SHORT TASK: Format as a JSON list of strings the lines starting with the line with "sql-text-token: ; [148,158,157,173]" and going on through the line with "code-line: FROM Blood [47,127,125,153]", one string per line, with blank lines left out.

INPUT:
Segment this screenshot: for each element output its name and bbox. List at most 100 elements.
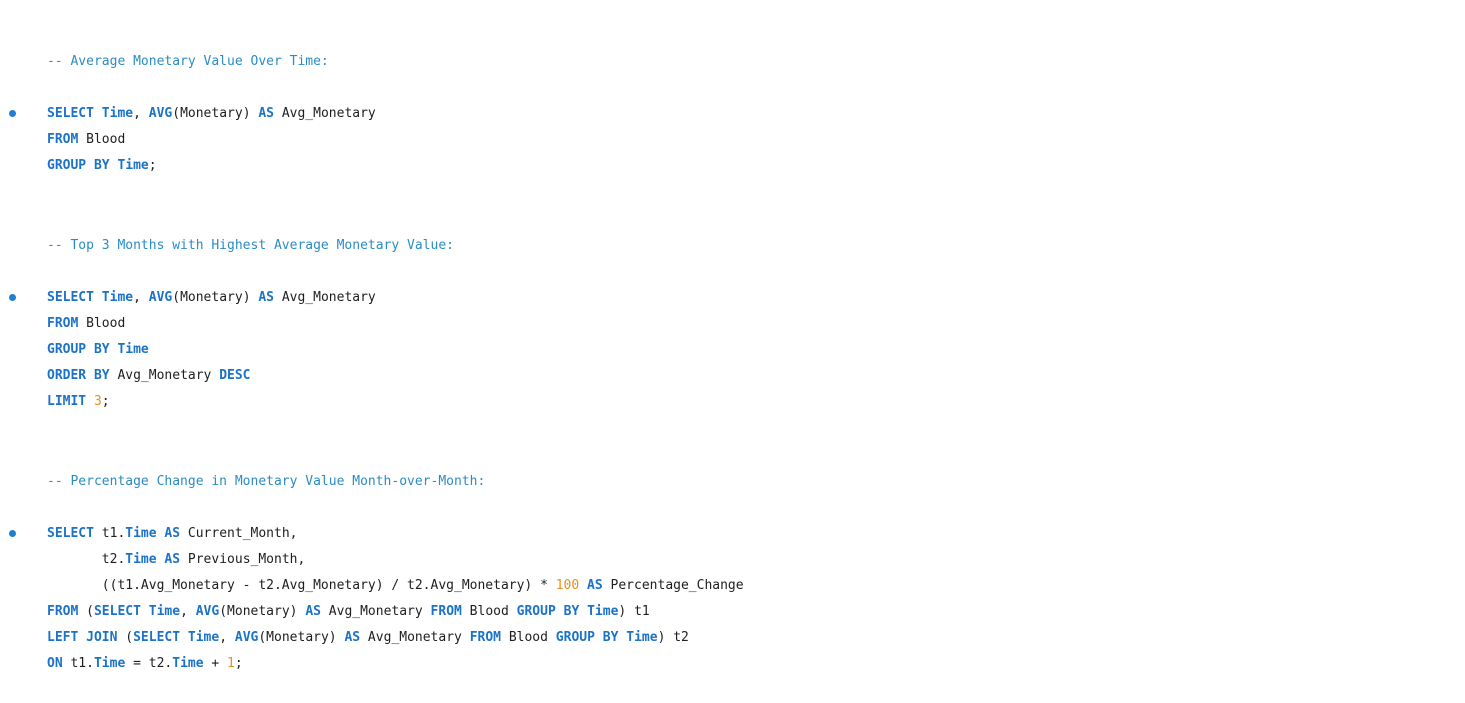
sql-text-token: ; [148,158,157,173]
sql-text-token: ((t1.Avg_Monetary - t2.Avg_Monetary) / t… [47,578,556,593]
sql-text-token: t1. [93,526,126,541]
sql-text-token: (Monetary) [172,290,259,305]
sql-keyword-token: Time [172,656,204,671]
sql-text-token: ( [78,604,94,619]
run-statement-bullet-icon[interactable] [9,294,16,301]
sql-keyword-token: SELECT [133,630,188,645]
sql-text-token: Blood [501,630,556,645]
sql-text-token: , [133,290,149,305]
sql-text-token: Blood [78,132,126,147]
sql-keyword-token: SELECT [47,526,94,541]
code-comment: -- Percentage Change in Monetary Value M… [47,474,486,489]
sql-keyword-token: AS [305,604,321,619]
code-line: LIMIT 3; [47,389,110,415]
code-line: ((t1.Avg_Monetary - t2.Avg_Monetary) / t… [47,573,744,599]
sql-keyword-token: FROM [469,630,501,645]
sql-keyword-token: FROM [47,316,79,331]
sql-text-token: Avg_Monetary [320,604,431,619]
sql-keyword-token: AS [258,290,274,305]
sql-text-token: Current_Month, [180,526,298,541]
code-line: FROM Blood [47,127,125,153]
run-statement-bullet-icon[interactable] [9,110,16,117]
sql-keyword-token: FROM [47,132,79,147]
sql-keyword-token: ON [47,656,63,671]
sql-text-token: = t2. [125,656,173,671]
sql-text-token: Blood [78,316,126,331]
sql-text-token: ; [101,394,110,409]
code-line: FROM Blood [47,311,125,337]
sql-text-token: , [133,106,149,121]
sql-text-token [579,578,587,593]
sql-keyword-token: AVG [234,630,259,645]
sql-keyword-token: AS [164,526,181,541]
sql-keyword-token: DESC [219,368,251,383]
sql-number-token: 100 [555,578,580,593]
sql-keyword-token: Time [101,290,134,305]
sql-keyword-token: Time [587,604,619,619]
sql-text-token: t2. [47,552,126,567]
sql-keyword-token: FROM [430,604,462,619]
sql-keyword-token: Time [117,158,149,173]
sql-text-token: ) t2 [657,630,689,645]
sql-text-token: Avg_Monetary [274,106,376,121]
sql-keyword-token: Time [125,552,157,567]
sql-keyword-token: GROUP BY [47,342,118,357]
sql-text-token: (Monetary) [258,630,345,645]
code-line: FROM (SELECT Time, AVG(Monetary) AS Avg_… [47,599,650,625]
sql-keyword-token: AS [164,552,181,567]
sql-keyword-token: ORDER BY [47,368,110,383]
code-comment: -- Top 3 Months with Highest Average Mon… [47,238,454,253]
code-line: ORDER BY Avg_Monetary DESC [47,363,251,389]
sql-text-token: , [219,630,235,645]
sql-text-token: Percentage_Change [602,578,744,593]
sql-keyword-token: GROUP BY [555,630,627,645]
sql-keyword-token: Time [117,342,149,357]
sql-text-token: Avg_Monetary [274,290,376,305]
sql-text-token: , [180,604,196,619]
sql-keyword-token: LEFT JOIN [47,630,118,645]
code-line: GROUP BY Time [47,337,149,363]
sql-keyword-token: LIMIT [47,394,94,409]
sql-keyword-token: AVG [195,604,220,619]
sql-keyword-token: AVG [148,290,173,305]
sql-text-token: Previous_Month, [180,552,306,567]
sql-text-token: Blood [461,604,517,619]
sql-keyword-token: Time [125,526,157,541]
code-line: ON t1.Time = t2.Time + 1; [47,651,243,677]
code-line: SELECT Time, AVG(Monetary) AS Avg_Moneta… [47,101,376,127]
code-line: t2.Time AS Previous_Month, [47,547,306,573]
sql-keyword-token: AVG [148,106,173,121]
sql-keyword-token: Time [148,604,181,619]
sql-text-token: Avg_Monetary [360,630,470,645]
sql-text-token: + [203,656,228,671]
code-comment: -- Average Monetary Value Over Time: [47,54,329,69]
sql-code-editor[interactable]: -- Average Monetary Value Over Time: SEL… [0,0,1465,703]
code-line: LEFT JOIN (SELECT Time, AVG(Monetary) AS… [47,625,689,651]
sql-keyword-token: SELECT [93,604,149,619]
code-line: GROUP BY Time; [47,153,157,179]
sql-keyword-token: GROUP BY [516,604,588,619]
code-line: SELECT Time, AVG(Monetary) AS Avg_Moneta… [47,285,376,311]
sql-keyword-token: SELECT [47,106,102,121]
sql-keyword-token: AS [587,578,603,593]
sql-keyword-token: AS [344,630,361,645]
sql-number-token: 3 [93,394,102,409]
sql-text-token: (Monetary) [219,604,306,619]
sql-keyword-token: FROM [47,604,79,619]
sql-text-token: ; [234,656,243,671]
sql-keyword-token: Time [101,106,134,121]
sql-text-token: (Monetary) [172,106,259,121]
sql-keyword-token: AS [258,106,274,121]
sql-text-token: ( [117,630,134,645]
sql-number-token: 1 [227,656,235,671]
sql-text-token: ) t1 [618,604,650,619]
sql-text-token: t1. [62,656,94,671]
sql-text-token: Avg_Monetary [109,368,220,383]
sql-keyword-token: Time [93,656,126,671]
run-statement-bullet-icon[interactable] [9,530,16,537]
sql-keyword-token: SELECT [47,290,102,305]
sql-keyword-token: GROUP BY [47,158,118,173]
code-line: SELECT t1.Time AS Current_Month, [47,521,297,547]
sql-keyword-token: Time [626,630,658,645]
sql-keyword-token: Time [187,630,220,645]
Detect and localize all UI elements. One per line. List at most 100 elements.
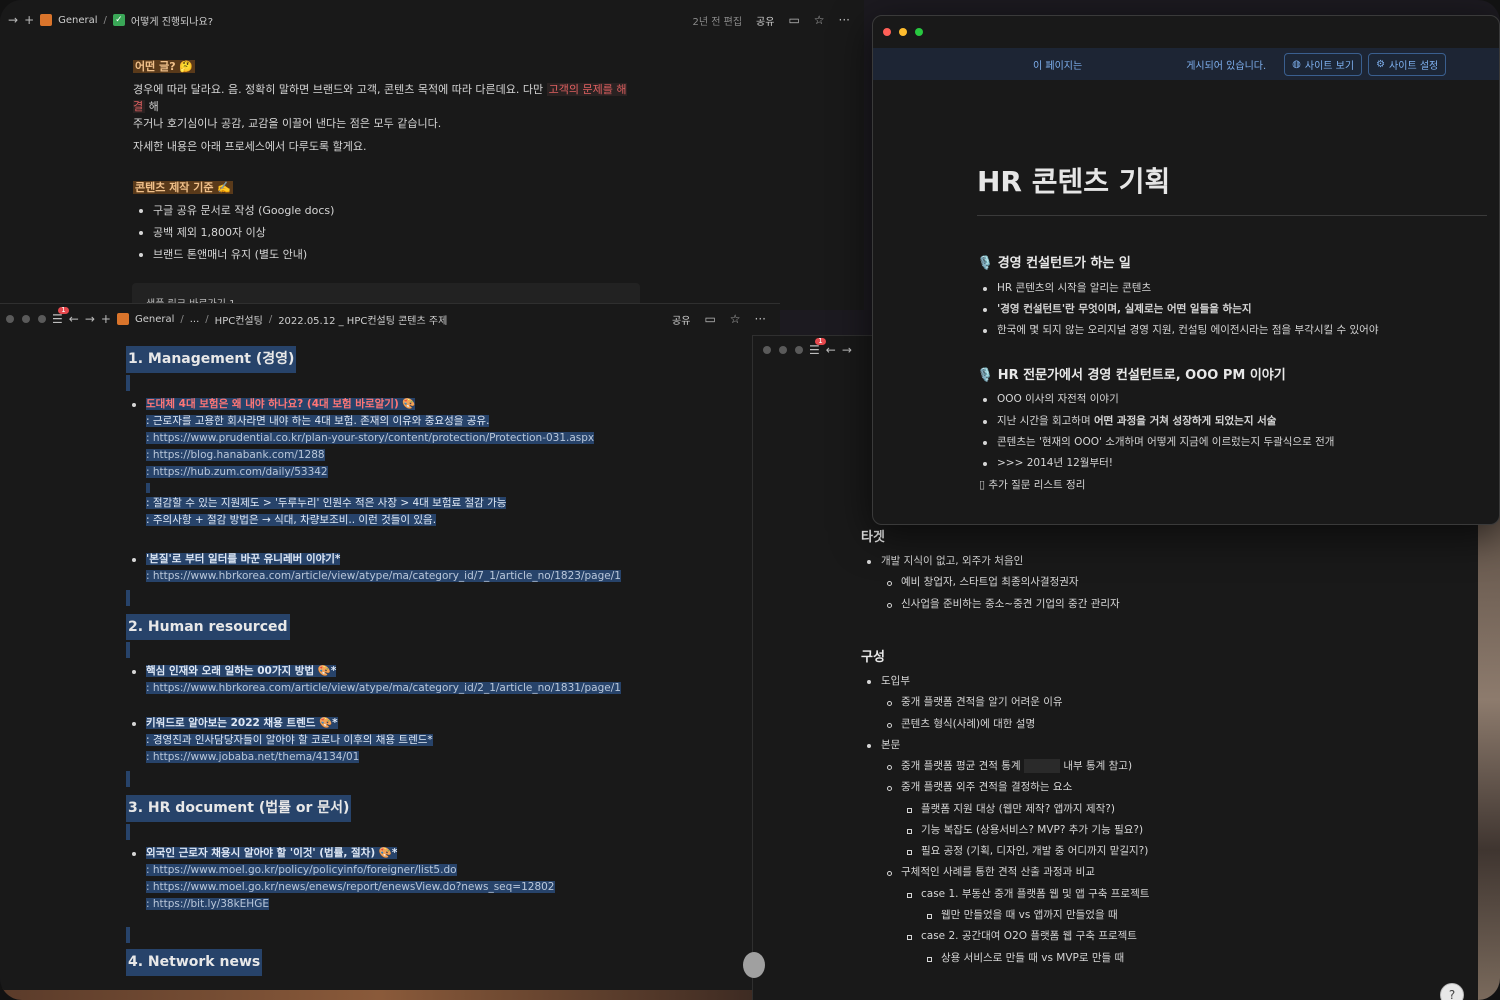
breadcrumb-separator: / <box>268 313 273 325</box>
item-title: 핵심 인재와 오래 일하는 00가지 방법 🎨* <box>146 665 337 678</box>
list-item: OOO 이사의 자전적 이야기 <box>977 391 1487 407</box>
item-title: 외국인 근로자 채용시 알아야 할 '이것' (법률, 절차) 🎨* <box>146 847 398 860</box>
list-item: 중개 플랫폼 견적을 알기 어려운 이유 <box>881 694 1461 710</box>
item-line: : 근로자를 고용한 회사라면 내야 하는 4대 보험. 존재의 이유와 중요성… <box>146 414 490 427</box>
view-site-button[interactable]: ◍ 사이트 보기 <box>1284 52 1363 76</box>
breadcrumb-current-page[interactable]: 어떻게 진행되나요? <box>131 13 213 28</box>
redacted-box <box>1023 759 1060 774</box>
item-link[interactable]: : https://www.moel.go.kr/policy/policyin… <box>146 864 457 877</box>
banner-text-2: 게시되어 있습니다. <box>1186 60 1267 72</box>
breadcrumb-separator: / <box>180 313 184 325</box>
section-heading-management: 1. Management (경영) <box>126 346 297 373</box>
page-content: 타겟 개발 지식이 없고, 외주가 처음인 예비 창업자, 스타트업 최종의사결… <box>861 528 1461 971</box>
paragraph-1: 경우에 따라 달라요. 음. 정확히 말하면 브랜드와 고객, 콘텐츠 목적에 … <box>133 81 633 115</box>
scroll-handle[interactable] <box>743 952 765 978</box>
page-content: 어떤 글? 🤔 경우에 따라 달라요. 음. 정확히 말하면 브랜드와 고객, … <box>133 58 633 268</box>
list-item-text: 중개 플랫폼 외주 견적을 결정하는 요소 <box>901 781 1073 794</box>
structure-list: 도입부 중개 플랫폼 견적을 알기 어려운 이유 콘텐츠 형식(사례)에 대한 … <box>861 673 1461 966</box>
forward-arrow-icon[interactable]: → <box>8 14 18 26</box>
forward-arrow-icon[interactable]: → <box>85 313 95 325</box>
banner-text: 이 페이지는 <box>1033 60 1083 72</box>
top-bar: ☰ 1 ← → + General / ... / HPC컨설팅 / 2022.0… <box>0 304 780 334</box>
list-item: '경영 컨설턴트'란 무엇이며, 실제로는 어떤 일들을 하는지 <box>977 301 1487 317</box>
notification-badge: 1 <box>58 307 69 314</box>
paragraph-2: 주거나 호기심이나 공감, 교감을 이끌어 낸다는 점은 모두 같습니다. <box>133 117 442 131</box>
item-link[interactable]: : https://www.prudential.co.kr/plan-your… <box>146 431 595 444</box>
list-item-text: 개발 지식이 없고, 외주가 처음인 <box>881 555 1024 568</box>
back-arrow-icon[interactable]: ← <box>69 313 79 325</box>
share-button[interactable]: 공유 <box>672 312 690 327</box>
list-item: 핵심 인재와 오래 일하는 00가지 방법 🎨* : https://www.h… <box>126 663 746 697</box>
list-item: 신사업을 준비하는 중소~중견 기업의 중간 관리자 <box>881 596 1461 612</box>
forward-arrow-icon[interactable]: → <box>842 344 852 356</box>
section-heading: 🎙️ 경영 컨설턴트가 하는 일 <box>977 256 1131 272</box>
list-item: 상용 서비스로 만들 때 vs MVP로 만들 때 <box>921 950 1461 966</box>
item-link[interactable]: : https://www.moel.go.kr/news/enews/repo… <box>146 881 555 894</box>
breadcrumb-hpc[interactable]: HPC컨설팅 <box>215 312 263 327</box>
breadcrumb-current-page[interactable]: 2022.05.12 _ HPC컨설팅 콘텐츠 주제 <box>278 312 447 327</box>
list-item: 한국에 몇 되지 않는 오리지널 경영 지원, 컨설팅 에이전시라는 점을 부각… <box>977 322 1487 338</box>
page-icon: ▯ <box>979 477 986 491</box>
page-content: HR 콘텐츠 기획 🎙️ 경영 컨설턴트가 하는 일 HR 콘텐츠의 시작을 알… <box>977 160 1487 493</box>
star-icon[interactable]: ☆ <box>814 14 825 26</box>
case2-sublist: 상용 서비스로 만들 때 vs MVP로 만들 때 <box>921 950 1461 966</box>
breadcrumb-general[interactable]: General <box>135 314 174 325</box>
list-item: 기능 복잡도 (상용서비스? MVP? 추가 기능 필요?) <box>901 822 1461 838</box>
subpage-link[interactable]: ▯ 추가 질문 리스트 정리 <box>977 477 1487 493</box>
consultant-list: HR 콘텐츠의 시작을 알리는 콘텐츠 '경영 컨설턴트'란 무엇이며, 실제로… <box>977 280 1487 339</box>
window-controls[interactable] <box>883 28 923 36</box>
intro-sublist: 중개 플랫폼 견적을 알기 어려운 이유 콘텐츠 형식(사례)에 대한 설명 <box>881 694 1461 732</box>
list-item: case 1. 부동산 중개 플랫폼 웹 및 앱 구축 프로젝트 웹만 만들었을… <box>901 886 1461 924</box>
item-link[interactable]: : https://bit.ly/38kEHGE <box>146 898 269 911</box>
selection-block <box>126 927 130 944</box>
selection-block <box>126 589 130 606</box>
item-link[interactable]: : https://www.hbrkorea.com/article/view/… <box>146 682 621 695</box>
globe-icon: ◍ <box>1292 58 1301 70</box>
selection-block <box>126 642 130 659</box>
more-icon[interactable]: ··· <box>755 313 766 325</box>
item-link[interactable]: : https://www.hbrkorea.com/article/view/… <box>146 569 621 582</box>
item-link[interactable]: : https://hub.zum.com/daily/53342 <box>146 465 328 478</box>
breadcrumb-general[interactable]: General <box>58 15 97 26</box>
more-icon[interactable]: ··· <box>839 14 850 26</box>
item-link[interactable]: : https://blog.hanabank.com/1288 <box>146 448 325 461</box>
star-icon[interactable]: ☆ <box>730 313 741 325</box>
edited-time: 2년 전 편집 <box>692 16 743 28</box>
sidebar-toggle-icon[interactable]: ☰ 1 <box>52 307 69 325</box>
management-list: 도대체 4대 보험은 왜 내야 하나요? (4대 보험 바로알기) 🎨 : 근로… <box>126 396 746 585</box>
window-controls[interactable] <box>6 315 46 323</box>
published-banner: 이 페이지는 게시되어 있습니다. ◍ 사이트 보기 ⚙ 사이트 설정 <box>873 48 1499 80</box>
site-settings-button[interactable]: ⚙ 사이트 설정 <box>1368 52 1447 76</box>
list-item: 중개 플랫폼 외주 견적을 결정하는 요소 플랫폼 지원 대상 (웹만 제작? … <box>881 779 1461 859</box>
comment-icon[interactable]: ▭ <box>788 14 799 26</box>
list-item: 필요 공정 (기획, 디자인, 개발 중 어디까지 맡길지?) <box>901 843 1461 859</box>
item-link[interactable]: : https://www.jobaba.net/thema/4134/01 <box>146 751 360 764</box>
window-controls[interactable] <box>763 346 803 354</box>
checkbox-icon: ✓ <box>112 14 125 26</box>
list-item: HR 콘텐츠의 시작을 알리는 콘텐츠 <box>977 280 1487 296</box>
pm-story-list: OOO 이사의 자전적 이야기 지난 시간을 회고하며 어떤 과정을 거쳐 성장… <box>977 391 1487 471</box>
list-item: 지난 시간을 회고하며 어떤 과정을 거쳐 성장하게 되었는지 서술 <box>977 413 1487 429</box>
selection-block <box>126 374 130 391</box>
factor-sublist: 플랫폼 지원 대상 (웹만 제작? 앱까지 제작?) 기능 복잡도 (상용서비스… <box>901 801 1461 860</box>
comment-icon[interactable]: ▭ <box>704 313 715 325</box>
add-page-icon[interactable]: + <box>101 313 111 325</box>
site-settings-label: 사이트 설정 <box>1389 60 1439 72</box>
share-button[interactable]: 공유 <box>756 13 774 28</box>
case-sublist: case 1. 부동산 중개 플랫폼 웹 및 앱 구축 프로젝트 웹만 만들었을… <box>901 886 1461 966</box>
criteria-item: 공백 제외 1,800자 이상 <box>133 224 633 241</box>
back-arrow-icon[interactable]: ← <box>826 344 836 356</box>
list-item: 도입부 중개 플랫폼 견적을 알기 어려운 이유 콘텐츠 형식(사례)에 대한 … <box>861 673 1461 732</box>
target-sublist: 예비 창업자, 스타트업 최종의사결정권자 신사업을 준비하는 중소~중견 기업… <box>881 574 1461 612</box>
help-button[interactable]: ? <box>1440 983 1464 1000</box>
list-item: 도대체 4대 보험은 왜 내야 하나요? (4대 보험 바로알기) 🎨 : 근로… <box>126 396 746 529</box>
item-line: : 경영진과 인사담당자들이 알아야 할 코로나 이후의 채용 트렌드* <box>146 734 433 747</box>
section-heading: 🎙️ HR 전문가에서 경영 컨설턴트로, OOO PM 이야기 <box>977 368 1286 384</box>
question-heading: 어떤 글? 🤔 <box>133 60 196 73</box>
target-heading: 타겟 <box>861 530 885 545</box>
window-process-page: → + General / ✓ 어떻게 진행되나요? 2년 전 편집 공유 ▭ … <box>0 0 864 310</box>
breadcrumb-ellipsis[interactable]: ... <box>190 314 200 325</box>
list-item-bold: 어떤 과정을 거쳐 성장하게 되었는지 서술 <box>1093 414 1277 427</box>
sidebar-toggle-icon[interactable]: ☰ 1 <box>809 338 826 356</box>
add-page-icon[interactable]: + <box>24 14 34 26</box>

WRITTEN REPLY:
[
  "sql-text-token: ; [148,158,157,173]",
  "sql-text-token: ((t1.Avg_Monetary - t2.Avg_Monetary) / t… [47,578,556,593]",
  "sql-text-token: t1. [93,526,126,541]",
  "sql-text-token: (Monetary) [172,290,259,305]",
  "sql-keyword-token: Time [172,656,204,671]",
  "sql-text-token: ( [78,604,94,619]",
  "run-statement-bullet-icon[interactable] [9,294,16,301]",
  "sql-keyword-token: SELECT [133,630,188,645]",
  "sql-text-token: Blood [501,630,556,645]",
  "sql-text-token: , [133,290,149,305]",
  "sql-text-token: Blood [78,132,126,147]",
  "sql-keyword-token: SELECT [47,526,94,541]",
  "code-comment: -- Percentage Change in Monetary Value M… [47,474,486,489]",
  "sql-keyword-token: AS [305,604,321,619]",
  "code-line: LIMIT 3; [47,389,110,415]",
  "code-line: ((t1.Avg_Monetary - t2.Avg_Monetary) / t… [47,573,744,599]",
  "sql-keyword-token: FROM [469,630,501,645]",
  "sql-keyword-token: FROM [47,316,79,331]",
  "sql-text-token: Avg_Monetary [320,604,431,619]",
  "sql-keyword-token: AS [258,290,274,305]",
  "sql-text-token: Current_Month, [180,526,298,541]",
  "code-line: FROM Blood [47,127,125,153]"
]